Output the full listing word for word.

*** DATA SECTION

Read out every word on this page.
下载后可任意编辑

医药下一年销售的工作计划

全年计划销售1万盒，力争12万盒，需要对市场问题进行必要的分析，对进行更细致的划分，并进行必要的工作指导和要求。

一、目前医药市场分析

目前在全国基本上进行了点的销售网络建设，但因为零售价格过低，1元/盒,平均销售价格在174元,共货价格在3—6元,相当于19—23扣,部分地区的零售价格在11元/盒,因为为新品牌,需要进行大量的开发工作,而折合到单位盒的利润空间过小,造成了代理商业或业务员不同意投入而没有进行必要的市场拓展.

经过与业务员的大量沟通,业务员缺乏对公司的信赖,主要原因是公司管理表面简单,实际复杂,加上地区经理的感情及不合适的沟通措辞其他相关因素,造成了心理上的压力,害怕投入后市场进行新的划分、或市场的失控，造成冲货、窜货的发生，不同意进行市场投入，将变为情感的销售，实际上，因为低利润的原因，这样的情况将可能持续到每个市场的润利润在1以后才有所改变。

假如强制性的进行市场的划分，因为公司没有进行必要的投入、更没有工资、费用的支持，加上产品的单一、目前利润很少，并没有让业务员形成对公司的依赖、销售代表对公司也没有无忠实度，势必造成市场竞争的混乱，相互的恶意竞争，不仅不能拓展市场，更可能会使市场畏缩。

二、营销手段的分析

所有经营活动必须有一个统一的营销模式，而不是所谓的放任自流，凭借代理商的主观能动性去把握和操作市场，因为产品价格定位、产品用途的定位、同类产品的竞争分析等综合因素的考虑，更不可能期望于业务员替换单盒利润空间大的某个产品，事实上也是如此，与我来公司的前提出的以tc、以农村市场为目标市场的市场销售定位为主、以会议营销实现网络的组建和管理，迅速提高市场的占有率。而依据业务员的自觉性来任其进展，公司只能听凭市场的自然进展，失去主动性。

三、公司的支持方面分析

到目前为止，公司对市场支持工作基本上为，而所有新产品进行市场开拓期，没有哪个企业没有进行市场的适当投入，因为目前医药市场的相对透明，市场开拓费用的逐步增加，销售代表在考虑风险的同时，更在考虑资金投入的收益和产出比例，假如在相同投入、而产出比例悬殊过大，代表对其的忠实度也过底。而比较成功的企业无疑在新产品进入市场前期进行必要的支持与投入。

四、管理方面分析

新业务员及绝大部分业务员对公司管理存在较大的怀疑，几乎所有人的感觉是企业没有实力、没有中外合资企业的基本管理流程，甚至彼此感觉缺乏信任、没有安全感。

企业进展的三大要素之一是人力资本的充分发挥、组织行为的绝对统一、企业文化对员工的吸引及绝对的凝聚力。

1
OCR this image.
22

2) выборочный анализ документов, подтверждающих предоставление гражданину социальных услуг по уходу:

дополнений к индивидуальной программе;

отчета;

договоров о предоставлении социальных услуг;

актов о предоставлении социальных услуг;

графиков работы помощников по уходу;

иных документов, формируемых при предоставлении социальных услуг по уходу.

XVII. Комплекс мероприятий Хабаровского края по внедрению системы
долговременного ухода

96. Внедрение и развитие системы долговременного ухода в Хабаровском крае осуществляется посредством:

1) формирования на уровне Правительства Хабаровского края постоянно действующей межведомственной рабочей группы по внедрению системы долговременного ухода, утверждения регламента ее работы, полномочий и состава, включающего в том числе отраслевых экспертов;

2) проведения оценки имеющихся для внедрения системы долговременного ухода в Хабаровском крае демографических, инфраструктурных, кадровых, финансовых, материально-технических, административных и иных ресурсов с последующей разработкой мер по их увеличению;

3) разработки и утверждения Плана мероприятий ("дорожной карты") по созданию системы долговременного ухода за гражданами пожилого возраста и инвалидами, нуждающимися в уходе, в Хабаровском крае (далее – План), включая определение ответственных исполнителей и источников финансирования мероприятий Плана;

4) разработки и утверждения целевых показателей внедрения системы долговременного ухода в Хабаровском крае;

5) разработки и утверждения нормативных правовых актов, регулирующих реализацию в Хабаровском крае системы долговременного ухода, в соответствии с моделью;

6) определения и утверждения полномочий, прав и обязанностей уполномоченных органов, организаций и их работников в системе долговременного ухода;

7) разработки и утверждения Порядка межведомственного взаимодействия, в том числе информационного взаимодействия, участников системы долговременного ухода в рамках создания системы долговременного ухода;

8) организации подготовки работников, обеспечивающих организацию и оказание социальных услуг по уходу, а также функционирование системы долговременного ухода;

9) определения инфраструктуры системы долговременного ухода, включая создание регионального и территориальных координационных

******

REPLY ::
Read out every word on this page.
下载后可任意编辑

医药下一年销售的工作计划

全年计划销售1万盒，力争12万盒，需要对市场问题进行必要的分析，对进行更细致的划分，并进行必要的工作指导和要求。

一、目前医药市场分析

目前在全国基本上进行了点的销售网络建设，但因为零售价格过低，1元/盒,平均销售价格在174元,共货价格在3—6元,相当于19—23扣,部分地区的零售价格在11元/盒,因为为新品牌,需要进行大量的开发工作,而折合到单位盒的利润空间过小,造成了代理商业或业务员不同意投入而没有进行必要的市场拓展.

经过与业务员的大量沟通,业务员缺乏对公司的信赖,主要原因是公司管理表面简单,实际复杂,加上地区经理的感情及不合适的沟通措辞其他相关因素,造成了心理上的压力,害怕投入后市场进行新的划分、或市场的失控，造成冲货、窜货的发生，不同意进行市场投入，将变为情感的销售，实际上，因为低利润的原因，这样的情况将可能持续到每个市场的润利润在1以后才有所改变。

假如强制性的进行市场的划分，因为公司没有进行必要的投入、更没有工资、费用的支持，加上产品的单一、目前利润很少，并没有让业务员形成对公司的依赖、销售代表对公司也没有无忠实度，势必造成市场竞争的混乱，相互的恶意竞争，不仅不能拓展市场，更可能会使市场畏缩。

二、营销手段的分析

所有经营活动必须有一个统一的营销模式，而不是所谓的放任自流，凭借代理商的主观能动性去把握和操作市场，因为产品价格定位、产品用途的定位、同类产品的竞争分析等综合因素的考虑，更不可能期望于业务员替换单盒利润空间大的某个产品，事实上也是如此，与我来公司的前提出的以tc、以农村市场为目标市场的市场销售定位为主、以会议营销实现网络的组建和管理，迅速提高市场的占有率。而依据业务员的自觉性来任其进展，公司只能听凭市场的自然进展，失去主动性。

三、公司的支持方面分析

到目前为止，公司对市场支持工作基本上为，而所有新产品进行市场开拓期，没有哪个企业没有进行市场的适当投入，因为目前医药市场的相对透明，市场开拓费用的逐步增加，销售代表在考虑风险的同时，更在考虑资金投入的收益和产出比例，假如在相同投入、而产出比例悬殊过大，代表对其的忠实度也过底。而比较成功的企业无疑在新产品进入市场前期进行必要的支持与投入。

四、管理方面分析

新业务员及绝大部分业务员对公司管理存在较大的怀疑，几乎所有人的感觉是企业没有实力、没有中外合资企业的基本管理流程，甚至彼此感觉缺乏信任、没有安全感。

企业进展的三大要素之一是人力资本的充分发挥、组织行为的绝对统一、企业文化对员工的吸引及绝对的凝聚力。

1
OCR this image.
22

2) выборочный анализ документов, подтверждающих предоставление гражданину социальных услуг по уходу:

дополнений к индивидуальной программе;

отчета;

договоров о предоставлении социальных услуг;

актов о предоставлении социальных услуг;

графиков работы помощников по уходу;

иных документов, формируемых при предоставлении социальных услуг по уходу.

XVII. Комплекс мероприятий Хабаровского края по внедрению системы
долговременного ухода

96. Внедрение и развитие системы долговременного ухода в Хабаровском крае осуществляется посредством:

1) формирования на уровне Правительства Хабаровского края постоянно действующей межведомственной рабочей группы по внедрению системы долговременного ухода, утверждения регламента ее работы, полномочий и состава, включающего в том числе отраслевых экспертов;

2) проведения оценки имеющихся для внедрения системы долговременного ухода в Хабаровском крае демографических, инфраструктурных, кадровых, финансовых, материально-технических, административных и иных ресурсов с последующей разработкой мер по их увеличению;

3) разработки и утверждения Плана мероприятий ("дорожной карты") по созданию системы долговременного ухода за гражданами пожилого возраста и инвалидами, нуждающимися в уходе, в Хабаровском крае (далее – План), включая определение ответственных исполнителей и источников финансирования мероприятий Плана;

4) разработки и утверждения целевых показателей внедрения системы долговременного ухода в Хабаровском крае;

5) разработки и утверждения нормативных правовых актов, регулирующих реализацию в Хабаровском крае системы долговременного ухода, в соответствии с моделью;

6) определения и утверждения полномочий, прав и обязанностей уполномоченных органов, организаций и их работников в системе долговременного ухода;

7) разработки и утверждения Порядка межведомственного взаимодействия, в том числе информационного взаимодействия, участников системы долговременного ухода в рамках создания системы долговременного ухода;

8) организации подготовки работников, обеспечивающих организацию и оказание социальных услуг по уходу, а также функционирование системы долговременного ухода;

9) определения инфраструктуры системы долговременного ухода, включая создание регионального и территориальных координационных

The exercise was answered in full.